─── Supplied entries

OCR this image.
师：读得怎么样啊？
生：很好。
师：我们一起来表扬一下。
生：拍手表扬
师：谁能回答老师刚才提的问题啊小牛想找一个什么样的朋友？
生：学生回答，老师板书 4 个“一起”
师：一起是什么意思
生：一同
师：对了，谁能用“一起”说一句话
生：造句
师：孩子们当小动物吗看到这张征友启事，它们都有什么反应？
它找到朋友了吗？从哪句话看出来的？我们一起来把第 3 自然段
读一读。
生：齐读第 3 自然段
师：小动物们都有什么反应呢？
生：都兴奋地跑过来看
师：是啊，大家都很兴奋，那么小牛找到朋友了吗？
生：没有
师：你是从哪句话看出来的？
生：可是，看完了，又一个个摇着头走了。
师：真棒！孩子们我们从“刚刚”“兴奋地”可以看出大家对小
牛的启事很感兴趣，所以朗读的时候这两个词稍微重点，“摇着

──────

- _What is asked_
Repeat the records above exactly.

- _Task solution_
OCR this image.
师：读得怎么样啊？
生：很好。
师：我们一起来表扬一下。
生：拍手表扬
师：谁能回答老师刚才提的问题啊小牛想找一个什么样的朋友？
生：学生回答，老师板书 4 个“一起”
师：一起是什么意思
生：一同
师：对了，谁能用“一起”说一句话
生：造句
师：孩子们当小动物吗看到这张征友启事，它们都有什么反应？
它找到朋友了吗？从哪句话看出来的？我们一起来把第 3 自然段
读一读。
生：齐读第 3 自然段
师：小动物们都有什么反应呢？
生：都兴奋地跑过来看
师：是啊，大家都很兴奋，那么小牛找到朋友了吗？
生：没有
师：你是从哪句话看出来的？
生：可是，看完了，又一个个摇着头走了。
师：真棒！孩子们我们从“刚刚”“兴奋地”可以看出大家对小
牛的启事很感兴趣，所以朗读的时候这两个词稍微重点，“摇着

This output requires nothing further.